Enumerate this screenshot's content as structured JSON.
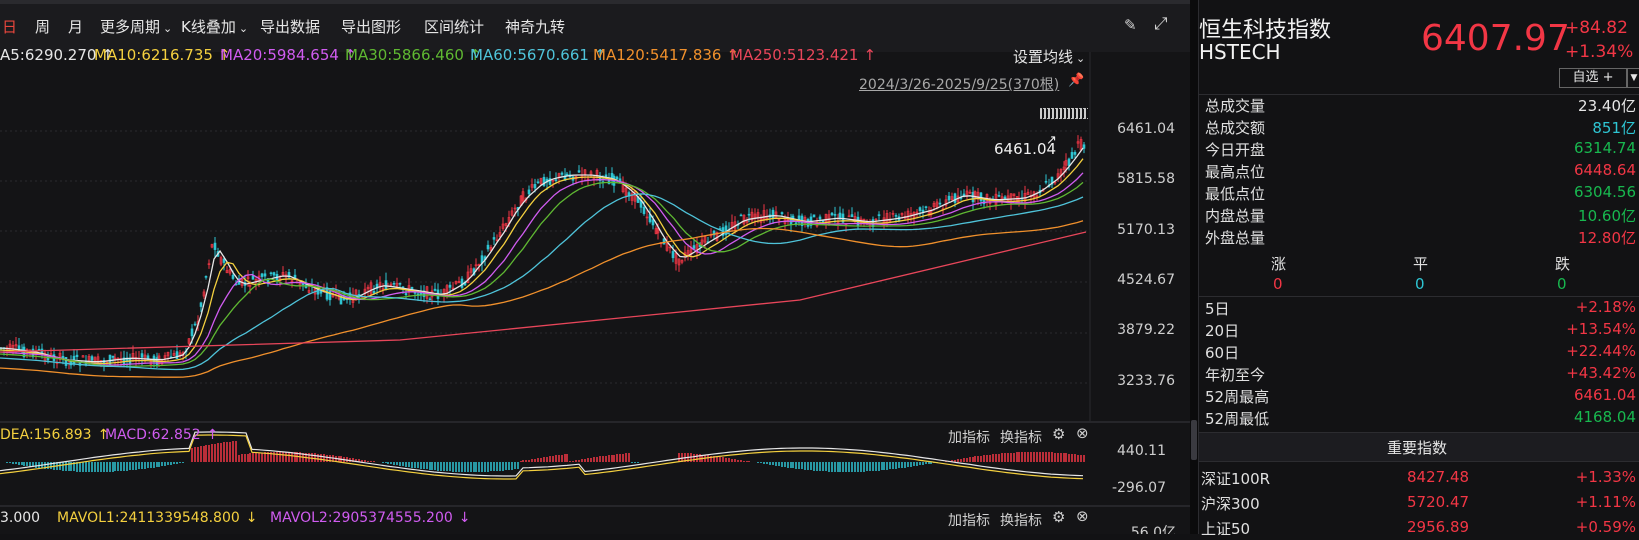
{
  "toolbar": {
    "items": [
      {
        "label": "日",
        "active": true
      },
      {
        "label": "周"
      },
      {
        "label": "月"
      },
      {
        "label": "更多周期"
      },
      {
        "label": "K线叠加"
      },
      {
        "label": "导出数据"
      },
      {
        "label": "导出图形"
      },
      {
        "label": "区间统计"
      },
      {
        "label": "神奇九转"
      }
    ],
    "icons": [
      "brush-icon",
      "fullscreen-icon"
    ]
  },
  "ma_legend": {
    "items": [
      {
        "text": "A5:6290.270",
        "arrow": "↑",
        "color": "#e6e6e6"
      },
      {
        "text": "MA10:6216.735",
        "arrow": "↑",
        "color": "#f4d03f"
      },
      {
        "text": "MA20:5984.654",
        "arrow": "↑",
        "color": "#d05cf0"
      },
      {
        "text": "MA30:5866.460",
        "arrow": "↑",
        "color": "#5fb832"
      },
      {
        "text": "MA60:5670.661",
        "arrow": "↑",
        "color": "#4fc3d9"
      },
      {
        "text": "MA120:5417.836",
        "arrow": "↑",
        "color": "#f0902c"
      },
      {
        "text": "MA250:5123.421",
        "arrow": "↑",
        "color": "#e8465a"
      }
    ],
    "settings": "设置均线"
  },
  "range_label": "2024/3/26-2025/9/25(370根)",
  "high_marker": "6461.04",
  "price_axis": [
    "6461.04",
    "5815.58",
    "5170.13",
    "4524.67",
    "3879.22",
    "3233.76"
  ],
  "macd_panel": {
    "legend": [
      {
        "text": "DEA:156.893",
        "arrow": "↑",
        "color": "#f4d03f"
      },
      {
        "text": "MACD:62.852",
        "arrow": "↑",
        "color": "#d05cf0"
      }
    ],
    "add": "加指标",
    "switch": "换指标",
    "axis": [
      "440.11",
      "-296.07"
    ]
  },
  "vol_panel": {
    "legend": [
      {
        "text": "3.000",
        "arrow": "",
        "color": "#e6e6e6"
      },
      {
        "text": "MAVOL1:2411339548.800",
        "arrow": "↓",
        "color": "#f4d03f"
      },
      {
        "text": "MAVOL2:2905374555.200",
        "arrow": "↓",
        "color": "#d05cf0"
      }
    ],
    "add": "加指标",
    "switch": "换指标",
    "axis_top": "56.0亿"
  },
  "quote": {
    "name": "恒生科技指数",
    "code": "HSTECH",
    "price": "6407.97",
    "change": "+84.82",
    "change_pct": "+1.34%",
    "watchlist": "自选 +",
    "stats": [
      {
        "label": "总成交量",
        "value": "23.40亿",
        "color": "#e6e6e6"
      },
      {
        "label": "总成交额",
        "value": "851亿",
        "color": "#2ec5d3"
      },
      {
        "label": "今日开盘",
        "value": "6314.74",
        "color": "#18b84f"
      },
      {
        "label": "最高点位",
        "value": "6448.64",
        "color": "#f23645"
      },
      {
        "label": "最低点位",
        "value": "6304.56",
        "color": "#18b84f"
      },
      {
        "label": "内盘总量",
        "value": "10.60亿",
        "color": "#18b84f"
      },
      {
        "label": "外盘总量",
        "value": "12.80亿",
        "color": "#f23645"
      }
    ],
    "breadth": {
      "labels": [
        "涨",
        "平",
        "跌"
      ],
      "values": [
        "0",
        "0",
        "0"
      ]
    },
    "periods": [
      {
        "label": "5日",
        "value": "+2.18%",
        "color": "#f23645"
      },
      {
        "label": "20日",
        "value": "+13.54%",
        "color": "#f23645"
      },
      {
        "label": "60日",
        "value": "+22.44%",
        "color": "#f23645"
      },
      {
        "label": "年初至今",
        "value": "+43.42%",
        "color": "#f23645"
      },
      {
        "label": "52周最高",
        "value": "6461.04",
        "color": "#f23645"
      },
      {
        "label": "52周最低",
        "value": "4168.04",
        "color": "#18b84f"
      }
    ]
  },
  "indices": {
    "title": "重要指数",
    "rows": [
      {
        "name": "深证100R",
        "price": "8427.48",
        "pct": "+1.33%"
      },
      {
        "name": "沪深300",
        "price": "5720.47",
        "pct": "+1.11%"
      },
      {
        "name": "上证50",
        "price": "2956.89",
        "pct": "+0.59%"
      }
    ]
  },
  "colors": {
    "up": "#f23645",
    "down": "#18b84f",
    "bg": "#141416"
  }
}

--

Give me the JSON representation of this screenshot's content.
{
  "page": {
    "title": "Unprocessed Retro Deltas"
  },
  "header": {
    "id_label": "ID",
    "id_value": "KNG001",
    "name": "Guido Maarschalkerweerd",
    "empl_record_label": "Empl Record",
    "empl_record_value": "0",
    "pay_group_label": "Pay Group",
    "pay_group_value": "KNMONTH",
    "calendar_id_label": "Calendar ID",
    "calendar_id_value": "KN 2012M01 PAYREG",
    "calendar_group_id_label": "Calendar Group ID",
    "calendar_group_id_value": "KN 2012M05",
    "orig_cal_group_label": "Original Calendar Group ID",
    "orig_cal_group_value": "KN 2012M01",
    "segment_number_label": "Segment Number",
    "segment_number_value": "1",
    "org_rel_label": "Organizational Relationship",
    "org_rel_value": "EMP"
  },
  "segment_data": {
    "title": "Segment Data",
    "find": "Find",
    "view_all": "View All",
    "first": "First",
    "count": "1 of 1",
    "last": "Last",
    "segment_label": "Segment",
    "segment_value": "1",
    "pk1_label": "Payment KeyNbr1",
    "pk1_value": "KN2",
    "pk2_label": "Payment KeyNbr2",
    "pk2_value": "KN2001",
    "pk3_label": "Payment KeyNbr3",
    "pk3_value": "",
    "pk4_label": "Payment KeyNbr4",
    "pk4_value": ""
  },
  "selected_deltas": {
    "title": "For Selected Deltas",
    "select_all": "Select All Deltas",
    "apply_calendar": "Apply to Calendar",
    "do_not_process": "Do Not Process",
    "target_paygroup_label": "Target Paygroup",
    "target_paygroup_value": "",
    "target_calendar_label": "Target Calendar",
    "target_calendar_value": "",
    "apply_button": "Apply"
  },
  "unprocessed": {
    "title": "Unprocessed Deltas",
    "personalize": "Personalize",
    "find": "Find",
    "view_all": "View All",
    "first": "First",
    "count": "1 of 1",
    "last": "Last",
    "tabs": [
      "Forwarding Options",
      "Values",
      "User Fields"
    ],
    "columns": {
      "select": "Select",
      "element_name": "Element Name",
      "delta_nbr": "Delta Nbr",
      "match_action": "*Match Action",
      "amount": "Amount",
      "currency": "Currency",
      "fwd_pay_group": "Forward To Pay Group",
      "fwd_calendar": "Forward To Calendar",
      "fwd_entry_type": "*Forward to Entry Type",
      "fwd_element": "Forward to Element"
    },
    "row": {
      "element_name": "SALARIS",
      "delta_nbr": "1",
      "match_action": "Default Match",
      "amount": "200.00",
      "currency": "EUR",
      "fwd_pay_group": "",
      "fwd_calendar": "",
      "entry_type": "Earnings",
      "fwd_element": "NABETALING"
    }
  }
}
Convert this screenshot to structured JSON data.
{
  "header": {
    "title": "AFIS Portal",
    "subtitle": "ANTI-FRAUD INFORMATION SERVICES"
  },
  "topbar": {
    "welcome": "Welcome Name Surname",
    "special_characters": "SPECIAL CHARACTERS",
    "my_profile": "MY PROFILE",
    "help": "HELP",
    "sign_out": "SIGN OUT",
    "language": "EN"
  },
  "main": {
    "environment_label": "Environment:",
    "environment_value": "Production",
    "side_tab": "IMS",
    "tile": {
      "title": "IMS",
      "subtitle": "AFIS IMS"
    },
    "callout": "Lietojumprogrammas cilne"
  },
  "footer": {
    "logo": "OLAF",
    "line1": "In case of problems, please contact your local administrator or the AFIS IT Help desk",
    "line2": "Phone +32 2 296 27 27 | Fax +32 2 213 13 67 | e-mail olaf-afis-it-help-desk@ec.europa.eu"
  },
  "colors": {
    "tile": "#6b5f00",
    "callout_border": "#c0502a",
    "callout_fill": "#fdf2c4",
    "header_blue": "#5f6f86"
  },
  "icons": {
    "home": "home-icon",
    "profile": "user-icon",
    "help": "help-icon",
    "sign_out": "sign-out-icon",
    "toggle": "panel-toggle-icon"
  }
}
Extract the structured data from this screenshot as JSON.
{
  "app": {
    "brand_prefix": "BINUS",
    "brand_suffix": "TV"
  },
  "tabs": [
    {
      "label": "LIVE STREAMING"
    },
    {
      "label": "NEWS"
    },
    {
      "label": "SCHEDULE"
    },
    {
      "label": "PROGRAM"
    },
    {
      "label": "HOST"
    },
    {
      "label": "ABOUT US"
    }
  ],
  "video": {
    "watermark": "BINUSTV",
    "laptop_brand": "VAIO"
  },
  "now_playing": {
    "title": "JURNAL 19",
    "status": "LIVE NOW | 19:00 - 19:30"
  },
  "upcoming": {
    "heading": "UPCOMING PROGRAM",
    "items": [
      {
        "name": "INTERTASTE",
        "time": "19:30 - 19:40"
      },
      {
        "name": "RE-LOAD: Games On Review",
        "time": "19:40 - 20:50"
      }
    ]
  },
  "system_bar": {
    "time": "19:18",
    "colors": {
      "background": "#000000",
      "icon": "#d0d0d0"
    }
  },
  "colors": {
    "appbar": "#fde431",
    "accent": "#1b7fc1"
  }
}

WHAT IS EXPECTED
How many lines in the records hold the string "Apply"? Reply with the number alone.

EXPECTED ANSWER
2